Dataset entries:
□ □ □ □
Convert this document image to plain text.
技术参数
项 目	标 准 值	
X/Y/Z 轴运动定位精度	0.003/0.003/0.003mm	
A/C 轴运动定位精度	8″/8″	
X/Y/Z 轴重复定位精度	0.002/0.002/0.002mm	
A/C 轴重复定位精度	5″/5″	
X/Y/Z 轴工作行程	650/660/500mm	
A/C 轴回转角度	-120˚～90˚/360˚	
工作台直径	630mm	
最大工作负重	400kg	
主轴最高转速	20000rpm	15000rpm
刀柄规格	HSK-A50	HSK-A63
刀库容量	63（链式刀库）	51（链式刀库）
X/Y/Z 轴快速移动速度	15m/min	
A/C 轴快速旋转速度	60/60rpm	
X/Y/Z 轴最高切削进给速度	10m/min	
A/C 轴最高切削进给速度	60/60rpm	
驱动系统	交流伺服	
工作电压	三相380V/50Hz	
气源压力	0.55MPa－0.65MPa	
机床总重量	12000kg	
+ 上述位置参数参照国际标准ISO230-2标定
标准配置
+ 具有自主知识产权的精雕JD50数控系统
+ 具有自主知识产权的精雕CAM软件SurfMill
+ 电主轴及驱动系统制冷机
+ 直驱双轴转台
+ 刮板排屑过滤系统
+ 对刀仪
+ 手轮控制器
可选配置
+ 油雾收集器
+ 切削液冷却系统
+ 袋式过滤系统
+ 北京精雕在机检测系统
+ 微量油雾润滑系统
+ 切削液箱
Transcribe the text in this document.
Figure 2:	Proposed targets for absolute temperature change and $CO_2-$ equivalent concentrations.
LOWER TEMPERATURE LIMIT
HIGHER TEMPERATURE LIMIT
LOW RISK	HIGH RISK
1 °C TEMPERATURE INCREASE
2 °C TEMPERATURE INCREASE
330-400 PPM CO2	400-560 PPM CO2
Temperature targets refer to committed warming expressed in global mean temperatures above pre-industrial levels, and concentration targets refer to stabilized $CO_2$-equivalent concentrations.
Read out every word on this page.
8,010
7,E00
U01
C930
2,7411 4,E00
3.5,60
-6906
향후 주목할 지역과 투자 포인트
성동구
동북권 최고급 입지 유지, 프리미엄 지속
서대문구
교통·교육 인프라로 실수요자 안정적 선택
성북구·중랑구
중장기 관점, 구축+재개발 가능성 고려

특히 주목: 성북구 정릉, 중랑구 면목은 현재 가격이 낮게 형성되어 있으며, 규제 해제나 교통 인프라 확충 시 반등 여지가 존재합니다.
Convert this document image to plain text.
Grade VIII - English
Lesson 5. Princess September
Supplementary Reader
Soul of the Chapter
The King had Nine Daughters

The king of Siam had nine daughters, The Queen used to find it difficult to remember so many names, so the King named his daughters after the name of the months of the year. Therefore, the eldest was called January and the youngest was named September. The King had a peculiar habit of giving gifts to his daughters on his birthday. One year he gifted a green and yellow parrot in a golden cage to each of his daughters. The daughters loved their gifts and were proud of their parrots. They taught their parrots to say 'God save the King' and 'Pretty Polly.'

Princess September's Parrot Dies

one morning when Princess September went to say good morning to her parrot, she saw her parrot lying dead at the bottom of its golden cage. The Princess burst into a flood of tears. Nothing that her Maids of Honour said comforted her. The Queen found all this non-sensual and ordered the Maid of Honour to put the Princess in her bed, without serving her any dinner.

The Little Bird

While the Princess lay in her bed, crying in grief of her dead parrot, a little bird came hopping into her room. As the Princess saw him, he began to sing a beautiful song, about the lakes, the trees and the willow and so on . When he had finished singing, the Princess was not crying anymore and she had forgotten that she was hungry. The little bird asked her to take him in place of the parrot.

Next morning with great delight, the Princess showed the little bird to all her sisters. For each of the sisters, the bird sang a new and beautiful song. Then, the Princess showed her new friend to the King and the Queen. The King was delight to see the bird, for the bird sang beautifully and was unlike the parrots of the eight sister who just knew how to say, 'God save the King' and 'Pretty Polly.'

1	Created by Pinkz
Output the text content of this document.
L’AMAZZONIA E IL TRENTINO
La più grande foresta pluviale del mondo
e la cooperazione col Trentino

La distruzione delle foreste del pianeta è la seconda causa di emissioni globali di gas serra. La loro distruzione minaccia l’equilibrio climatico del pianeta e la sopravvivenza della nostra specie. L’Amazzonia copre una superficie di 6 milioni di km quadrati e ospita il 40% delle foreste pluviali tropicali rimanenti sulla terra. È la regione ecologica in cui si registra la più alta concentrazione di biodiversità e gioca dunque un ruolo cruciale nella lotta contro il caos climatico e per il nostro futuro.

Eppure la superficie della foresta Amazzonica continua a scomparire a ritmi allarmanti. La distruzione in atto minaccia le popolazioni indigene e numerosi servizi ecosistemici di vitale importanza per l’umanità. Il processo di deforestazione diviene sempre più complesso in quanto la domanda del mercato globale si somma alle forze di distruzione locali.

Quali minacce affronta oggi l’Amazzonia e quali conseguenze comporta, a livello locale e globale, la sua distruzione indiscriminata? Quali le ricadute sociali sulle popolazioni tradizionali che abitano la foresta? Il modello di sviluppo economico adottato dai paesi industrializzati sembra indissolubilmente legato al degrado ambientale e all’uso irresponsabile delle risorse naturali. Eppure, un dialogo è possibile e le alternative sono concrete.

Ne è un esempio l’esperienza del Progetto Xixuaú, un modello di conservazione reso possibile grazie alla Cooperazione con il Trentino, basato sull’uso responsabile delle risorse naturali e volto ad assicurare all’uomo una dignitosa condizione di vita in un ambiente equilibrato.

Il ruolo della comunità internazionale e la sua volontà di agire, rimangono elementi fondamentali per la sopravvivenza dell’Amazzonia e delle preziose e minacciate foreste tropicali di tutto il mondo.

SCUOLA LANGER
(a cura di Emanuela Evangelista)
□ □ □ □
Task directions.
Reproduce each line of the material above precisely.

Result of this task.
Convert this document image to plain text.
技术参数
项 目	标 准 值	
X/Y/Z 轴运动定位精度	0.003/0.003/0.003mm	
A/C 轴运动定位精度	8″/8″	
X/Y/Z 轴重复定位精度	0.002/0.002/0.002mm	
A/C 轴重复定位精度	5″/5″	
X/Y/Z 轴工作行程	650/660/500mm	
A/C 轴回转角度	-120˚～90˚/360˚	
工作台直径	630mm	
最大工作负重	400kg	
主轴最高转速	20000rpm	15000rpm
刀柄规格	HSK-A50	HSK-A63
刀库容量	63（链式刀库）	51（链式刀库）
X/Y/Z 轴快速移动速度	15m/min	
A/C 轴快速旋转速度	60/60rpm	
X/Y/Z 轴最高切削进给速度	10m/min	
A/C 轴最高切削进给速度	60/60rpm	
驱动系统	交流伺服	
工作电压	三相380V/50Hz	
气源压力	0.55MPa－0.65MPa	
机床总重量	12000kg	
+ 上述位置参数参照国际标准ISO230-2标定
标准配置
+ 具有自主知识产权的精雕JD50数控系统
+ 具有自主知识产权的精雕CAM软件SurfMill
+ 电主轴及驱动系统制冷机
+ 直驱双轴转台
+ 刮板排屑过滤系统
+ 对刀仪
+ 手轮控制器
可选配置
+ 油雾收集器
+ 切削液冷却系统
+ 袋式过滤系统
+ 北京精雕在机检测系统
+ 微量油雾润滑系统
+ 切削液箱
Transcribe the text in this document.
Figure 2:	Proposed targets for absolute temperature change and $CO_2-$ equivalent concentrations.
LOWER TEMPERATURE LIMIT
HIGHER TEMPERATURE LIMIT
LOW RISK	HIGH RISK
1 °C TEMPERATURE INCREASE
2 °C TEMPERATURE INCREASE
330-400 PPM CO2	400-560 PPM CO2
Temperature targets refer to committed warming expressed in global mean temperatures above pre-industrial levels, and concentration targets refer to stabilized $CO_2$-equivalent concentrations.
Read out every word on this page.
8,010
7,E00
U01
C930
2,7411 4,E00
3.5,60
-6906
향후 주목할 지역과 투자 포인트
성동구
동북권 최고급 입지 유지, 프리미엄 지속
서대문구
교통·교육 인프라로 실수요자 안정적 선택
성북구·중랑구
중장기 관점, 구축+재개발 가능성 고려

특히 주목: 성북구 정릉, 중랑구 면목은 현재 가격이 낮게 형성되어 있으며, 규제 해제나 교통 인프라 확충 시 반등 여지가 존재합니다.
Convert this document image to plain text.
Grade VIII - English
Lesson 5. Princess September
Supplementary Reader
Soul of the Chapter
The King had Nine Daughters

The king of Siam had nine daughters, The Queen used to find it difficult to remember so many names, so the King named his daughters after the name of the months of the year. Therefore, the eldest was called January and the youngest was named September. The King had a peculiar habit of giving gifts to his daughters on his birthday. One year he gifted a green and yellow parrot in a golden cage to each of his daughters. The daughters loved their gifts and were proud of their parrots. They taught their parrots to say 'God save the King' and 'Pretty Polly.'

Princess September's Parrot Dies

one morning when Princess September went to say good morning to her parrot, she saw her parrot lying dead at the bottom of its golden cage. The Princess burst into a flood of tears. Nothing that her Maids of Honour said comforted her. The Queen found all this non-sensual and ordered the Maid of Honour to put the Princess in her bed, without serving her any dinner.

The Little Bird

While the Princess lay in her bed, crying in grief of her dead parrot, a little bird came hopping into her room. As the Princess saw him, he began to sing a beautiful song, about the lakes, the trees and the willow and so on . When he had finished singing, the Princess was not crying anymore and she had forgotten that she was hungry. The little bird asked her to take him in place of the parrot.

Next morning with great delight, the Princess showed the little bird to all her sisters. For each of the sisters, the bird sang a new and beautiful song. Then, the Princess showed her new friend to the King and the Queen. The King was delight to see the bird, for the bird sang beautifully and was unlike the parrots of the eight sister who just knew how to say, 'God save the King' and 'Pretty Polly.'

1	Created by Pinkz
Output the text content of this document.
L’AMAZZONIA E IL TRENTINO
La più grande foresta pluviale del mondo
e la cooperazione col Trentino

La distruzione delle foreste del pianeta è la seconda causa di emissioni globali di gas serra. La loro distruzione minaccia l’equilibrio climatico del pianeta e la sopravvivenza della nostra specie. L’Amazzonia copre una superficie di 6 milioni di km quadrati e ospita il 40% delle foreste pluviali tropicali rimanenti sulla terra. È la regione ecologica in cui si registra la più alta concentrazione di biodiversità e gioca dunque un ruolo cruciale nella lotta contro il caos climatico e per il nostro futuro.

Eppure la superficie della foresta Amazzonica continua a scomparire a ritmi allarmanti. La distruzione in atto minaccia le popolazioni indigene e numerosi servizi ecosistemici di vitale importanza per l’umanità. Il processo di deforestazione diviene sempre più complesso in quanto la domanda del mercato globale si somma alle forze di distruzione locali.

Quali minacce affronta oggi l’Amazzonia e quali conseguenze comporta, a livello locale e globale, la sua distruzione indiscriminata? Quali le ricadute sociali sulle popolazioni tradizionali che abitano la foresta? Il modello di sviluppo economico adottato dai paesi industrializzati sembra indissolubilmente legato al degrado ambientale e all’uso irresponsabile delle risorse naturali. Eppure, un dialogo è possibile e le alternative sono concrete.

Ne è un esempio l’esperienza del Progetto Xixuaú, un modello di conservazione reso possibile grazie alla Cooperazione con il Trentino, basato sull’uso responsabile delle risorse naturali e volto ad assicurare all’uomo una dignitosa condizione di vita in un ambiente equilibrato.

Il ruolo della comunità internazionale e la sua volontà di agire, rimangono elementi fondamentali per la sopravvivenza dell’Amazzonia e delle preziose e minacciate foreste tropicali di tutto il mondo.

SCUOLA LANGER
(a cura di Emanuela Evangelista)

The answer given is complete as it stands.